## WORK REQUIRED
Copy the entries verbatim from the first line through the line containing "chevron-down-icon bbox=[794, 260, 806, 268]", including that line.

==== DATASET EXTRACT

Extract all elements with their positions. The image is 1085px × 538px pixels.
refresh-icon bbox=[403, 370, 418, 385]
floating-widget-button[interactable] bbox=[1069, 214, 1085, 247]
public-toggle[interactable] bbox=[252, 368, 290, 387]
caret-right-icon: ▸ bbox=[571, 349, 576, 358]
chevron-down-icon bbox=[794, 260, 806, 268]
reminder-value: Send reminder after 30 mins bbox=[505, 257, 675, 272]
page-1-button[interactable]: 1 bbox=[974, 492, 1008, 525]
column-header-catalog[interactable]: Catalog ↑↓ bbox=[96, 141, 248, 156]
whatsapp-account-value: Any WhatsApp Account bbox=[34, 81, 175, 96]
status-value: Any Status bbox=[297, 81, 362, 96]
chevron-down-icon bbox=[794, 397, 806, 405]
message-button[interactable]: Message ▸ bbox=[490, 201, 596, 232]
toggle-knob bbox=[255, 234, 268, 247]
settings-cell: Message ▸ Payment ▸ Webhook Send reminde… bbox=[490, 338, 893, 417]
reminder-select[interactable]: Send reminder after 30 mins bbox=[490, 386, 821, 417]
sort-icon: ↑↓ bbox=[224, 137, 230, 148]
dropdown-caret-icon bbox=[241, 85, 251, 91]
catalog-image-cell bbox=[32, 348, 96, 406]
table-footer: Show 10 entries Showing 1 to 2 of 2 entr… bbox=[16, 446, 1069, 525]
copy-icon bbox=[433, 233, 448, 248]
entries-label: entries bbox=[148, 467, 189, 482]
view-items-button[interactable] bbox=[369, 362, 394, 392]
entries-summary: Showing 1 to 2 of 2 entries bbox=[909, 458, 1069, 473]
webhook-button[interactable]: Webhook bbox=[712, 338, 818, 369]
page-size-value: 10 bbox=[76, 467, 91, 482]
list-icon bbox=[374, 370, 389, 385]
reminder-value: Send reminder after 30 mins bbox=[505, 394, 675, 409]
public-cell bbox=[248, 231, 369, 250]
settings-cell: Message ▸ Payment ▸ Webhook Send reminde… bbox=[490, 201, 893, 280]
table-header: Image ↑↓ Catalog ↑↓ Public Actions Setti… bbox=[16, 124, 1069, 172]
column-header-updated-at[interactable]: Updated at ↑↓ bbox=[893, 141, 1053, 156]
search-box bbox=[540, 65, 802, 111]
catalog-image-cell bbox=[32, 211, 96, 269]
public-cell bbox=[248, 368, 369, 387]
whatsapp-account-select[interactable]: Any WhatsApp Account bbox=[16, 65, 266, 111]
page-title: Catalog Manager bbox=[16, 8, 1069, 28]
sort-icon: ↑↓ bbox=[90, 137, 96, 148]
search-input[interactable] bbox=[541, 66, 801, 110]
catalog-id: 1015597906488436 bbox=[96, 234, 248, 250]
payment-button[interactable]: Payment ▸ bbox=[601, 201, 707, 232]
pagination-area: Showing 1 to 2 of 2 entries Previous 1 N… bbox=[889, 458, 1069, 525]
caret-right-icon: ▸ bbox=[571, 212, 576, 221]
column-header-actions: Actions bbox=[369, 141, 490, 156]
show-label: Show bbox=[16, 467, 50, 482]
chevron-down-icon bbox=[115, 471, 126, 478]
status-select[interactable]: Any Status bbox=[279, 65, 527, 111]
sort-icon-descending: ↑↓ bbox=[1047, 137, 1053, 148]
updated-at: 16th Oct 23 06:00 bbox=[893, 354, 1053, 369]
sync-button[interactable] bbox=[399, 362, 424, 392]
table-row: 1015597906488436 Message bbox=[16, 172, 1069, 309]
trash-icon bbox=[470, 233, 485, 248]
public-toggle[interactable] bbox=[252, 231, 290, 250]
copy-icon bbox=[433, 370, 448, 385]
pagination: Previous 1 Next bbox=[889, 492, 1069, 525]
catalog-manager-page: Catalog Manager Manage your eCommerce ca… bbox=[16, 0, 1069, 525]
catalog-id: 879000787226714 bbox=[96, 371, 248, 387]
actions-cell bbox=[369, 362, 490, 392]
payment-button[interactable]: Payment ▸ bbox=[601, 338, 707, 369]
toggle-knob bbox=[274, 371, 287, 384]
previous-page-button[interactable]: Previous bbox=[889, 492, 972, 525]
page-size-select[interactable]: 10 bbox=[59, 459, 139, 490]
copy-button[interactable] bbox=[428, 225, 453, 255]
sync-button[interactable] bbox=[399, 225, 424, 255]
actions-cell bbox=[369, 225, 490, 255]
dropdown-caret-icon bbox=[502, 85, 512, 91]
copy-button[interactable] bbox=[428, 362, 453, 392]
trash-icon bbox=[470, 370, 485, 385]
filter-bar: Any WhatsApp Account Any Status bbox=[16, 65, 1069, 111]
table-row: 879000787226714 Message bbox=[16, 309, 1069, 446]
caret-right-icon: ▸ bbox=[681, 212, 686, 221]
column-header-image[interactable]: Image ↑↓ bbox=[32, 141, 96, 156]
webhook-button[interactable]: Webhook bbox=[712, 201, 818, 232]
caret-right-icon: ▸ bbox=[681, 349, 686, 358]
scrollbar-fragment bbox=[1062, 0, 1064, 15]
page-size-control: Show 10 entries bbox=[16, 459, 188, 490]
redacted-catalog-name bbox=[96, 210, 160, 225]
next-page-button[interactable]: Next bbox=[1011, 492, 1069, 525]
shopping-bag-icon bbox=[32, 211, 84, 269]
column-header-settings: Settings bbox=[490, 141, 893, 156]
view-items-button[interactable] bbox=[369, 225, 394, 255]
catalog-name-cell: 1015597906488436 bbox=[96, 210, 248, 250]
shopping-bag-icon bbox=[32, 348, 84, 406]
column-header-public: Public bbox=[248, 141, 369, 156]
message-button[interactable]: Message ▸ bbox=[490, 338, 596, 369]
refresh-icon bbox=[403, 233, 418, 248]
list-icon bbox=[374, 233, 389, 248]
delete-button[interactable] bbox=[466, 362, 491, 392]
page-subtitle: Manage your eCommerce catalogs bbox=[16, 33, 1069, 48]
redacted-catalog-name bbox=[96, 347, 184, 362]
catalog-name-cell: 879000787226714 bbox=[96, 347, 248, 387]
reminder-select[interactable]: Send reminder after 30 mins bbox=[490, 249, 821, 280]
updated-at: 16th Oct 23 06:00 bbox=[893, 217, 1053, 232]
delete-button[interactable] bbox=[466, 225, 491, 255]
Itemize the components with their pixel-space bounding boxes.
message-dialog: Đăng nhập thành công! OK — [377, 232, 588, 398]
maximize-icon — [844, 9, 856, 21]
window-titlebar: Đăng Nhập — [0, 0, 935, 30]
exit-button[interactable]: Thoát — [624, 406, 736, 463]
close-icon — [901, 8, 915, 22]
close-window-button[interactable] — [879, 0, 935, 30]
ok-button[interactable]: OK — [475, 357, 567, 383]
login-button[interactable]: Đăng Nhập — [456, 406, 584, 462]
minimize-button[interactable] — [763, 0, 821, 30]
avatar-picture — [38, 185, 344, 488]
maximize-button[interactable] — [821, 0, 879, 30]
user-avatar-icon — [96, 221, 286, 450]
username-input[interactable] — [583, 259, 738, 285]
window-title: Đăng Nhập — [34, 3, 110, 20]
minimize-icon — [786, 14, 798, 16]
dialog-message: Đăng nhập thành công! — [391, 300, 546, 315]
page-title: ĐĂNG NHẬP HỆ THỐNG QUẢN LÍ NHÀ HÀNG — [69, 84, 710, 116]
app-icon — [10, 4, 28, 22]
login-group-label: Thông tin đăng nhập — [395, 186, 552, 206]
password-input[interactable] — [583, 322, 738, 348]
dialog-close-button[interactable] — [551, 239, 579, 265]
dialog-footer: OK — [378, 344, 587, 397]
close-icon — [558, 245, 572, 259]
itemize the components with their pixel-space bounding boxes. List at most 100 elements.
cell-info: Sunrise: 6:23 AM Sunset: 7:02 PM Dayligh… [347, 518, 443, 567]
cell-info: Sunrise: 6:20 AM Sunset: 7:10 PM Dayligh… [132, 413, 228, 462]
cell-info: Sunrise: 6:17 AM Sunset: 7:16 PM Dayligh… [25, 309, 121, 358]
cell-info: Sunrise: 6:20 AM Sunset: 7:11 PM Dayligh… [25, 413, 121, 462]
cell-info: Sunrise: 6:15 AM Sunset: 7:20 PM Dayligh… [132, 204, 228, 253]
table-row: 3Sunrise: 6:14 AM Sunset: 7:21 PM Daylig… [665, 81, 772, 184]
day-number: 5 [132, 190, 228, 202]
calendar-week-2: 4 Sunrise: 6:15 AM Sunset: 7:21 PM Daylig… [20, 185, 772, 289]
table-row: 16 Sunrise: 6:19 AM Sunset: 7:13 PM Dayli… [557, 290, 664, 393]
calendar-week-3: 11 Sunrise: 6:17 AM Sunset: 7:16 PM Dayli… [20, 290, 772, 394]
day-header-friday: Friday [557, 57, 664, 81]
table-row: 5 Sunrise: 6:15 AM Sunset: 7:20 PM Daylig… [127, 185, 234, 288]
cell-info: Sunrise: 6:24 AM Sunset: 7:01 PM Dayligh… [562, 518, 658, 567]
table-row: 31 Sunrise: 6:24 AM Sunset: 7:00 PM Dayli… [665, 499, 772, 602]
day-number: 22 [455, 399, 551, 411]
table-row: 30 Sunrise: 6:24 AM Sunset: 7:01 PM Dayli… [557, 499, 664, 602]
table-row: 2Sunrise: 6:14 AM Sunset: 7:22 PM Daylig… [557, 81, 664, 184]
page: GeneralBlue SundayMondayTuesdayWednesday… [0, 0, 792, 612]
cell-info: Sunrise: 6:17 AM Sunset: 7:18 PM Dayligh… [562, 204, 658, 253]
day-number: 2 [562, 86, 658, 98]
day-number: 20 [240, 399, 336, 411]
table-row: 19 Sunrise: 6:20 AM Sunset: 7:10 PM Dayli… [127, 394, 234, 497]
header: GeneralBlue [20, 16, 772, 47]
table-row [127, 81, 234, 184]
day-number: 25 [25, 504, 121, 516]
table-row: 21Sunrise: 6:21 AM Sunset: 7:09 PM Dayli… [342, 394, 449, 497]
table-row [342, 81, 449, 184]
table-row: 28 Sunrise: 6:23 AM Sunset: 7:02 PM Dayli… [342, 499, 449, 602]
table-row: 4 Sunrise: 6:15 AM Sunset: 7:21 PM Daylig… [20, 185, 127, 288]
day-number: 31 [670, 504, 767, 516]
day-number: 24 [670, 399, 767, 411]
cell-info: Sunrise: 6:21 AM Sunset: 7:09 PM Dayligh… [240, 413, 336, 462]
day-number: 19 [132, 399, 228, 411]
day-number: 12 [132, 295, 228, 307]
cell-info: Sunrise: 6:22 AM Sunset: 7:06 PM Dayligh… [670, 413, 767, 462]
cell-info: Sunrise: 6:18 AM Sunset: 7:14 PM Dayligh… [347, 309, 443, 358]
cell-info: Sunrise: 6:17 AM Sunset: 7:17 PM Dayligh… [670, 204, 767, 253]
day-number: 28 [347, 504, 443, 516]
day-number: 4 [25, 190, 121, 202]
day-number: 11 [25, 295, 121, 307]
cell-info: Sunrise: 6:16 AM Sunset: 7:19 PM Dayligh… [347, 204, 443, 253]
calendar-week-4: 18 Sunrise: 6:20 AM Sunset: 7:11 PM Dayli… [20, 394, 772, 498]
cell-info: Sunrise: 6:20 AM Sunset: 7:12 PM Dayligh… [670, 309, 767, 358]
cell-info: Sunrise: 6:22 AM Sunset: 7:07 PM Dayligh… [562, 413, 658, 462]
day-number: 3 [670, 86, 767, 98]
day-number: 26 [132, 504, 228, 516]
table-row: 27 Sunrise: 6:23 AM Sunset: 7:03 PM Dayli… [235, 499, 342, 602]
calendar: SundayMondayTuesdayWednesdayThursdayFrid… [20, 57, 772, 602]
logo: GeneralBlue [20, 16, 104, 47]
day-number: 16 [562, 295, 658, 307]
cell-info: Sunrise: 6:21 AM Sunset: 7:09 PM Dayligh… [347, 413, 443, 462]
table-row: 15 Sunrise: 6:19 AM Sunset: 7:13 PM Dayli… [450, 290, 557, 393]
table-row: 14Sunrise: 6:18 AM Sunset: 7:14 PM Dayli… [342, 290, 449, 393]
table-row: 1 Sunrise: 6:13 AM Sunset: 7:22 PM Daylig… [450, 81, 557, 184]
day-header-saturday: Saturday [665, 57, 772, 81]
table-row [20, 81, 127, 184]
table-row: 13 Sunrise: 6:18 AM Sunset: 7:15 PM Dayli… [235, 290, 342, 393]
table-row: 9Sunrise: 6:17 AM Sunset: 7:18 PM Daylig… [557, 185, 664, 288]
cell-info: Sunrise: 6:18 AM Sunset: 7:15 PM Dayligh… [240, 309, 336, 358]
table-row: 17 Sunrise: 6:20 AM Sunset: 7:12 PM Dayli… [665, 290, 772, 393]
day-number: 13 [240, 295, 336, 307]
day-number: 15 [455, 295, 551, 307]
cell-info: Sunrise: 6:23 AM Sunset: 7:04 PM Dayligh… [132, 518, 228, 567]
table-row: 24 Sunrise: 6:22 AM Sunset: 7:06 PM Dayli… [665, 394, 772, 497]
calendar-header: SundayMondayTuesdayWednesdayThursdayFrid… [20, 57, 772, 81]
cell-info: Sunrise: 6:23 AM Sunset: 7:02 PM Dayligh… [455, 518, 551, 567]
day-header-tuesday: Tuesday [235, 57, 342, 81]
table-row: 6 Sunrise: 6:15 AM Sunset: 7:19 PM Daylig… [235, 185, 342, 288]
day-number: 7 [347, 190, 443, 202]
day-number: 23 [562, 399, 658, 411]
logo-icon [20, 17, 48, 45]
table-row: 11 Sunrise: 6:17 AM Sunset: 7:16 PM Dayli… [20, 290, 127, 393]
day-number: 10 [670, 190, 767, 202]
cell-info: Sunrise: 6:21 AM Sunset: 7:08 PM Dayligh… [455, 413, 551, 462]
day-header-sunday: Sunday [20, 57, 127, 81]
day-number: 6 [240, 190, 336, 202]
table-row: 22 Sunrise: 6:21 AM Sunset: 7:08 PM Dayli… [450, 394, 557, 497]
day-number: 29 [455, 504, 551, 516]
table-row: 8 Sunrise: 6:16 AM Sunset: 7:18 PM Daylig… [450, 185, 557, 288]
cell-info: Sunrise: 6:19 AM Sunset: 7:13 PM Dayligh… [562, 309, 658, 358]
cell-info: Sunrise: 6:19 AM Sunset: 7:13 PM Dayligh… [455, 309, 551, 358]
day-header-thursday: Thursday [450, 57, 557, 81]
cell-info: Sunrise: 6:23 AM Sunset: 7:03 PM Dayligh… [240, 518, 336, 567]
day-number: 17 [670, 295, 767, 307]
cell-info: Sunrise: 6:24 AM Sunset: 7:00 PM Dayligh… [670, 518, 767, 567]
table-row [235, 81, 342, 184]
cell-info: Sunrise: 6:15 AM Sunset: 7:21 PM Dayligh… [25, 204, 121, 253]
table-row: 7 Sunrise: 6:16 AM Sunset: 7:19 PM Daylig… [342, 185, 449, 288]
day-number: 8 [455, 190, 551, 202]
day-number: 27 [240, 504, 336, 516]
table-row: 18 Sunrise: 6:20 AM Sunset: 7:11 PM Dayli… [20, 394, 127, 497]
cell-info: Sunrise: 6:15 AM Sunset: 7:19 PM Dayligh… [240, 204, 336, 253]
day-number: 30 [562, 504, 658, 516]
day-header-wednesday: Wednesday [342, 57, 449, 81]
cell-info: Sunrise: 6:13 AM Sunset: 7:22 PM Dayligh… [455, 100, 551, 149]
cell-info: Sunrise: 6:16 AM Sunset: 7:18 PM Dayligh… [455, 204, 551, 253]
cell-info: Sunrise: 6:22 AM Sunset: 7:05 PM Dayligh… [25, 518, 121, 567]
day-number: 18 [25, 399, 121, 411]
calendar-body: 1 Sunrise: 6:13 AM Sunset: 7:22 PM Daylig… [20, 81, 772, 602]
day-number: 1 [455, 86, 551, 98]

========

## FINAL RESULT
Extract all elements with their positions. The image is 1085px × 538px pixels.
refresh-icon bbox=[403, 370, 418, 385]
floating-widget-button[interactable] bbox=[1069, 214, 1085, 247]
public-toggle[interactable] bbox=[252, 368, 290, 387]
caret-right-icon: ▸ bbox=[571, 349, 576, 358]
chevron-down-icon bbox=[794, 260, 806, 268]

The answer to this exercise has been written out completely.